┌─ SOURCE RECORDS
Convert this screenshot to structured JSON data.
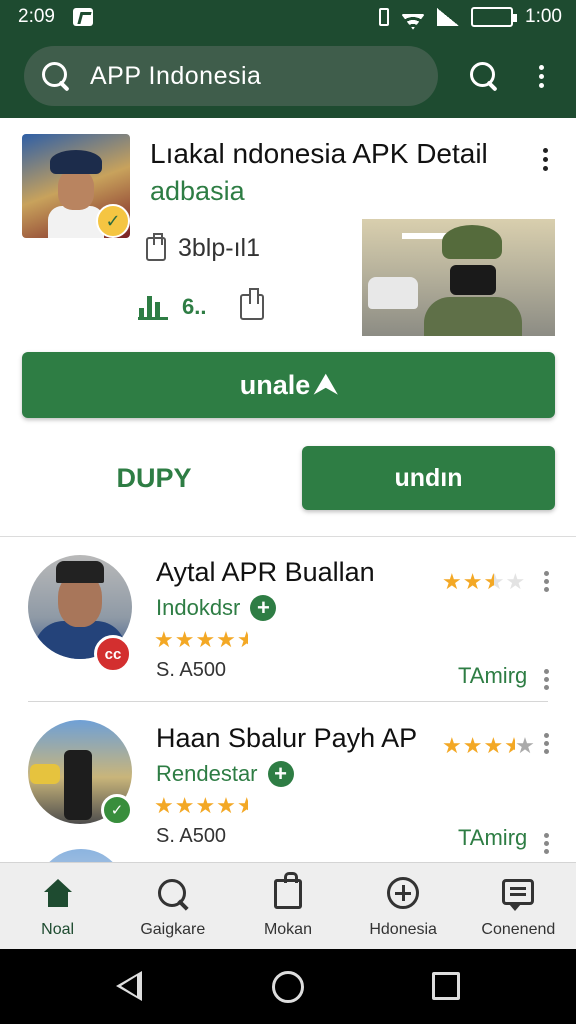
{
  "status_bar": {
    "time": "2:09",
    "battery": "",
    "clock_right": "1:00"
  },
  "search": {
    "query": "APP Indonesia"
  },
  "detail": {
    "title": "Lıakal ndonesia APK Detail",
    "developer": "adbasia",
    "size": "3blp-ıl1",
    "rating_count": "6..",
    "install_label": "unale",
    "secondary_text_button": "DUPY",
    "secondary_button": "undın"
  },
  "list": [
    {
      "title": "Aytal APR Buallan",
      "developer": "Indokdsr",
      "rating": 4.5,
      "header_rating": 2.5,
      "size": "S. A500",
      "tag": "TAmirg",
      "badge": "cc"
    },
    {
      "title": "Haan Sbalur Payh AP",
      "developer": "Rendestar",
      "rating": 4.5,
      "header_rating": 3.5,
      "size": "S. A500",
      "tag": "TAmirg",
      "badge": "✓"
    }
  ],
  "bottom_nav": [
    {
      "label": "Noal",
      "icon": "home-icon",
      "active": true
    },
    {
      "label": "Gaigkare",
      "icon": "search-icon",
      "active": false
    },
    {
      "label": "Mokan",
      "icon": "bag-icon",
      "active": false
    },
    {
      "label": "Hdonesia",
      "icon": "add-circle-icon",
      "active": false
    },
    {
      "label": "Conenend",
      "icon": "chat-icon",
      "active": false
    }
  ],
  "colors": {
    "primary": "#2e7d44",
    "app_bar": "#1e4b30",
    "star": "#f3a825"
  }
}
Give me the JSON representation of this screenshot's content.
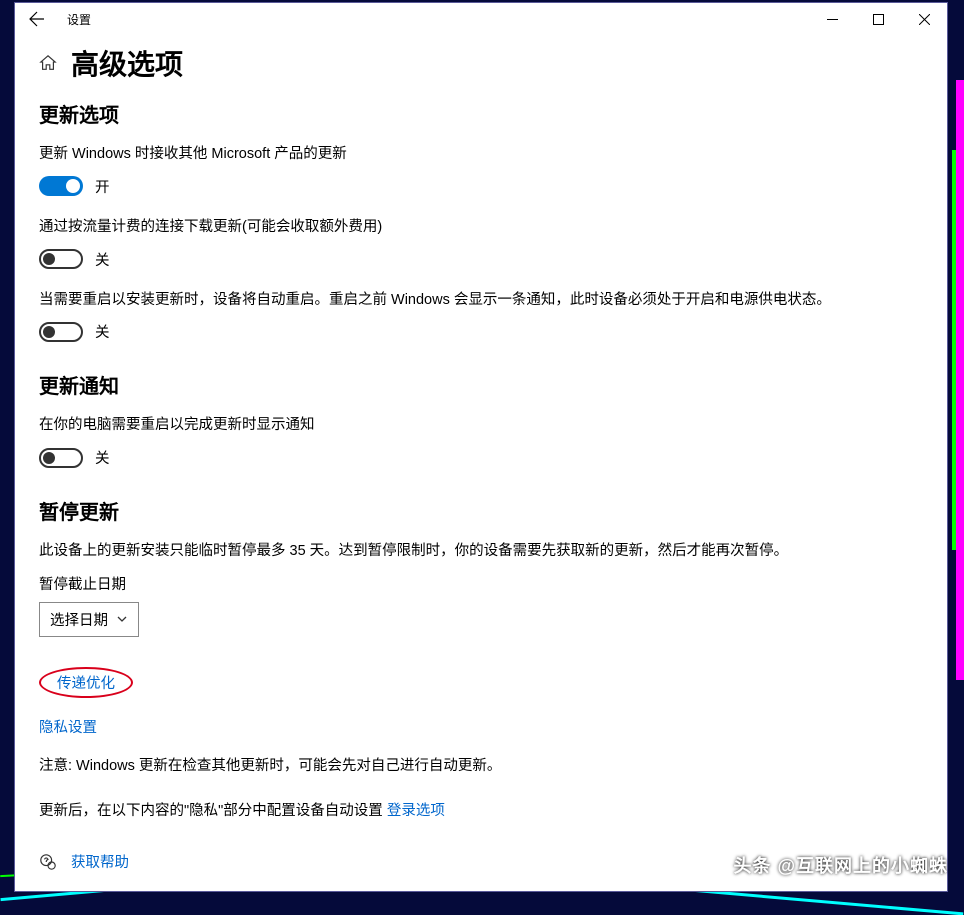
{
  "window": {
    "title": "设置"
  },
  "page": {
    "title": "高级选项"
  },
  "sections": {
    "updateOptions": {
      "heading": "更新选项",
      "opt1": {
        "text": "更新 Windows 时接收其他 Microsoft 产品的更新",
        "state": "开"
      },
      "opt2": {
        "text": "通过按流量计费的连接下载更新(可能会收取额外费用)",
        "state": "关"
      },
      "opt3": {
        "text": "当需要重启以安装更新时，设备将自动重启。重启之前 Windows 会显示一条通知，此时设备必须处于开启和电源供电状态。",
        "state": "关"
      }
    },
    "updateNotify": {
      "heading": "更新通知",
      "opt1": {
        "text": "在你的电脑需要重启以完成更新时显示通知",
        "state": "关"
      }
    },
    "pauseUpdate": {
      "heading": "暂停更新",
      "desc": "此设备上的更新安装只能临时暂停最多 35 天。达到暂停限制时，你的设备需要先获取新的更新，然后才能再次暂停。",
      "dateLabel": "暂停截止日期",
      "dropdown": "选择日期"
    }
  },
  "links": {
    "delivery": "传递优化",
    "privacy": "隐私设置",
    "login": "登录选项",
    "help": "获取帮助"
  },
  "notes": {
    "n1": "注意: Windows 更新在检查其他更新时，可能会先对自己进行自动更新。",
    "n2a": "更新后，在以下内容的\"隐私\"部分中配置设备自动设置 "
  },
  "watermark": "头条 @互联网上的小蜘蛛"
}
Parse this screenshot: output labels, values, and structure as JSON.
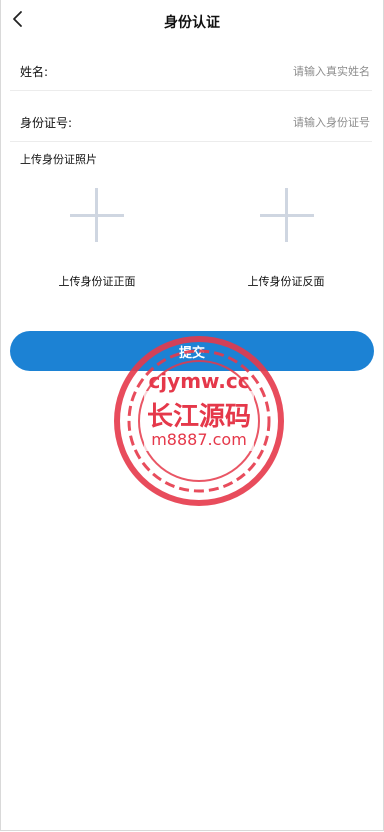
{
  "header": {
    "title": "身份认证"
  },
  "form": {
    "name_label": "姓名:",
    "name_placeholder": "请输入真实姓名",
    "id_label": "身份证号:",
    "id_placeholder": "请输入身份证号",
    "photo_section_title": "上传身份证照片",
    "front_label": "上传身份证正面",
    "back_label": "上传身份证反面",
    "submit_label": "提交"
  },
  "watermark": {
    "line1": "cjymw.cc",
    "line2": "长江源码",
    "line3": "m8887.com",
    "color": "#e5384a"
  },
  "colors": {
    "accent": "#1c82d4",
    "plus_icon": "#cfd6e1"
  }
}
└─
STATED PROBLEM -> Omit the pictures and restate the rest of the records verbatim.

EXPECTED ANSWER ->
Convert this screenshot to structured JSON data.
{
  "status_bar": {
    "time": "2:09",
    "battery": "",
    "clock_right": "1:00"
  },
  "search": {
    "query": "APP Indonesia"
  },
  "detail": {
    "title": "Lıakal ndonesia APK Detail",
    "developer": "adbasia",
    "size": "3blp-ıl1",
    "rating_count": "6..",
    "install_label": "unale",
    "secondary_text_button": "DUPY",
    "secondary_button": "undın"
  },
  "list": [
    {
      "title": "Aytal APR Buallan",
      "developer": "Indokdsr",
      "rating": 4.5,
      "header_rating": 2.5,
      "size": "S. A500",
      "tag": "TAmirg",
      "badge": "cc"
    },
    {
      "title": "Haan Sbalur Payh AP",
      "developer": "Rendestar",
      "rating": 4.5,
      "header_rating": 3.5,
      "size": "S. A500",
      "tag": "TAmirg",
      "badge": "✓"
    }
  ],
  "bottom_nav": [
    {
      "label": "Noal",
      "icon": "home-icon",
      "active": true
    },
    {
      "label": "Gaigkare",
      "icon": "search-icon",
      "active": false
    },
    {
      "label": "Mokan",
      "icon": "bag-icon",
      "active": false
    },
    {
      "label": "Hdonesia",
      "icon": "add-circle-icon",
      "active": false
    },
    {
      "label": "Conenend",
      "icon": "chat-icon",
      "active": false
    }
  ],
  "colors": {
    "primary": "#2e7d44",
    "app_bar": "#1e4b30",
    "star": "#f3a825"
  }
}
Give me the JSON representation of this screenshot's content.
{
  "window": {
    "title": "设置"
  },
  "page": {
    "title": "高级选项"
  },
  "sections": {
    "updateOptions": {
      "heading": "更新选项",
      "opt1": {
        "text": "更新 Windows 时接收其他 Microsoft 产品的更新",
        "state": "开"
      },
      "opt2": {
        "text": "通过按流量计费的连接下载更新(可能会收取额外费用)",
        "state": "关"
      },
      "opt3": {
        "text": "当需要重启以安装更新时，设备将自动重启。重启之前 Windows 会显示一条通知，此时设备必须处于开启和电源供电状态。",
        "state": "关"
      }
    },
    "updateNotify": {
      "heading": "更新通知",
      "opt1": {
        "text": "在你的电脑需要重启以完成更新时显示通知",
        "state": "关"
      }
    },
    "pauseUpdate": {
      "heading": "暂停更新",
      "desc": "此设备上的更新安装只能临时暂停最多 35 天。达到暂停限制时，你的设备需要先获取新的更新，然后才能再次暂停。",
      "dateLabel": "暂停截止日期",
      "dropdown": "选择日期"
    }
  },
  "links": {
    "delivery": "传递优化",
    "privacy": "隐私设置",
    "login": "登录选项",
    "help": "获取帮助"
  },
  "notes": {
    "n1": "注意: Windows 更新在检查其他更新时，可能会先对自己进行自动更新。",
    "n2a": "更新后，在以下内容的\"隐私\"部分中配置设备自动设置 "
  },
  "watermark": "头条 @互联网上的小蜘蛛"
}
Parse this screenshot: output labels, values, and structure as JSON.
{
  "header": {
    "title": "身份认证"
  },
  "form": {
    "name_label": "姓名:",
    "name_placeholder": "请输入真实姓名",
    "id_label": "身份证号:",
    "id_placeholder": "请输入身份证号",
    "photo_section_title": "上传身份证照片",
    "front_label": "上传身份证正面",
    "back_label": "上传身份证反面",
    "submit_label": "提交"
  },
  "watermark": {
    "line1": "cjymw.cc",
    "line2": "长江源码",
    "line3": "m8887.com",
    "color": "#e5384a"
  },
  "colors": {
    "accent": "#1c82d4",
    "plus_icon": "#cfd6e1"
  }
}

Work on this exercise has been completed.